Aim of the exercise: Without the pictures, set down the records below word for word.

"""

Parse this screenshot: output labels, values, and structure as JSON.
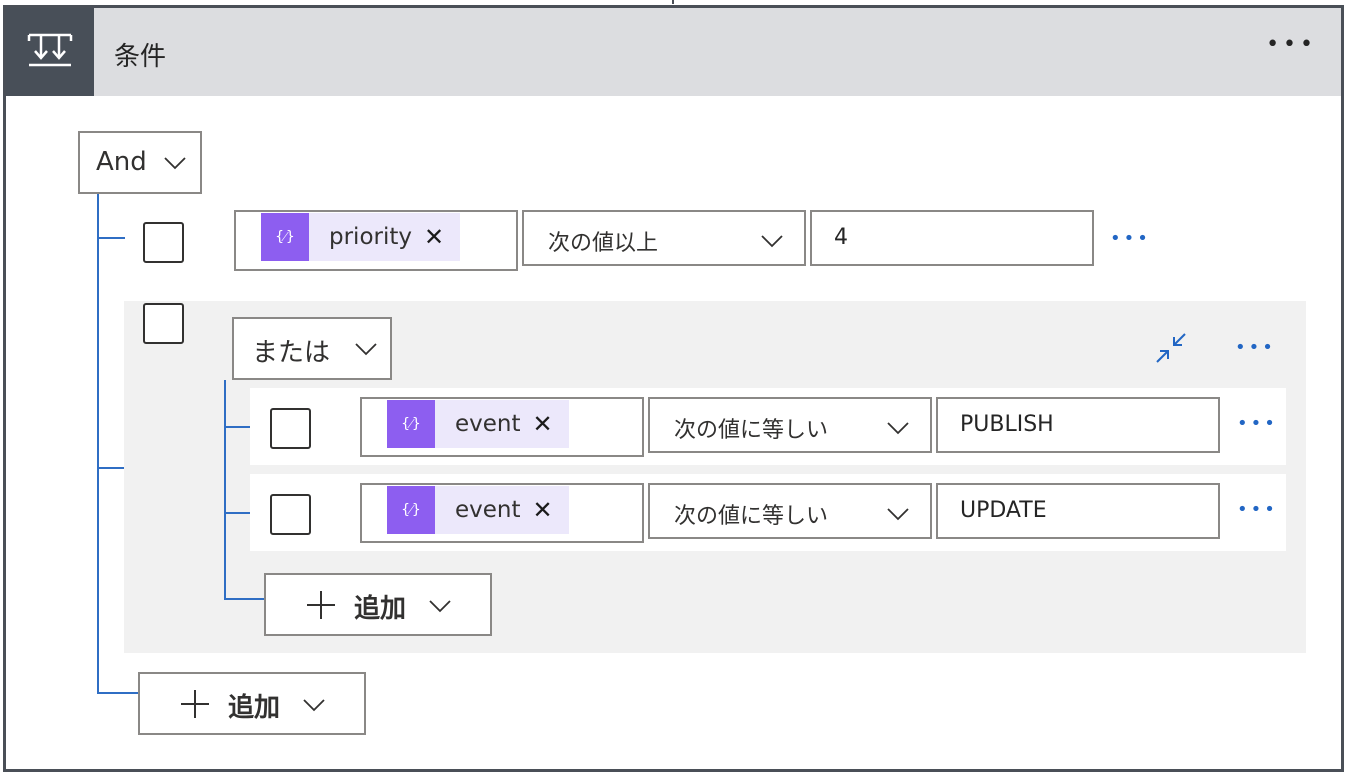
{
  "header": {
    "title": "条件",
    "more": "•••"
  },
  "root_group": {
    "operator": "And"
  },
  "conditions": [
    {
      "token": "priority",
      "token_icon": "{⁄}",
      "remove": "✕",
      "operator": "次の値以上",
      "value": "4",
      "more": "•••"
    }
  ],
  "sub_group": {
    "operator": "または",
    "collapse_icon": "collapse-icon",
    "more": "•••",
    "rows": [
      {
        "token": "event",
        "token_icon": "{⁄}",
        "remove": "✕",
        "operator": "次の値に等しい",
        "value": "PUBLISH",
        "more": "•••"
      },
      {
        "token": "event",
        "token_icon": "{⁄}",
        "remove": "✕",
        "operator": "次の値に等しい",
        "value": "UPDATE",
        "more": "•••"
      }
    ],
    "add_label": "追加"
  },
  "add_label": "追加",
  "colors": {
    "header_bg": "#dcdde0",
    "icon_bg": "#484f58",
    "token_icon": "#8d5ef0",
    "token_bg": "#ece8fb",
    "link_blue": "#2266c4",
    "group_bg": "#f1f1f1"
  }
}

"""

Full output:
Parse this screenshot: output labels, values, and structure as JSON.
{
  "header": {
    "title": "条件",
    "more": "•••"
  },
  "root_group": {
    "operator": "And"
  },
  "conditions": [
    {
      "token": "priority",
      "token_icon": "{⁄}",
      "remove": "✕",
      "operator": "次の値以上",
      "value": "4",
      "more": "•••"
    }
  ],
  "sub_group": {
    "operator": "または",
    "collapse_icon": "collapse-icon",
    "more": "•••",
    "rows": [
      {
        "token": "event",
        "token_icon": "{⁄}",
        "remove": "✕",
        "operator": "次の値に等しい",
        "value": "PUBLISH",
        "more": "•••"
      },
      {
        "token": "event",
        "token_icon": "{⁄}",
        "remove": "✕",
        "operator": "次の値に等しい",
        "value": "UPDATE",
        "more": "•••"
      }
    ],
    "add_label": "追加"
  },
  "add_label": "追加",
  "colors": {
    "header_bg": "#dcdde0",
    "icon_bg": "#484f58",
    "token_icon": "#8d5ef0",
    "token_bg": "#ece8fb",
    "link_blue": "#2266c4",
    "group_bg": "#f1f1f1"
  }
}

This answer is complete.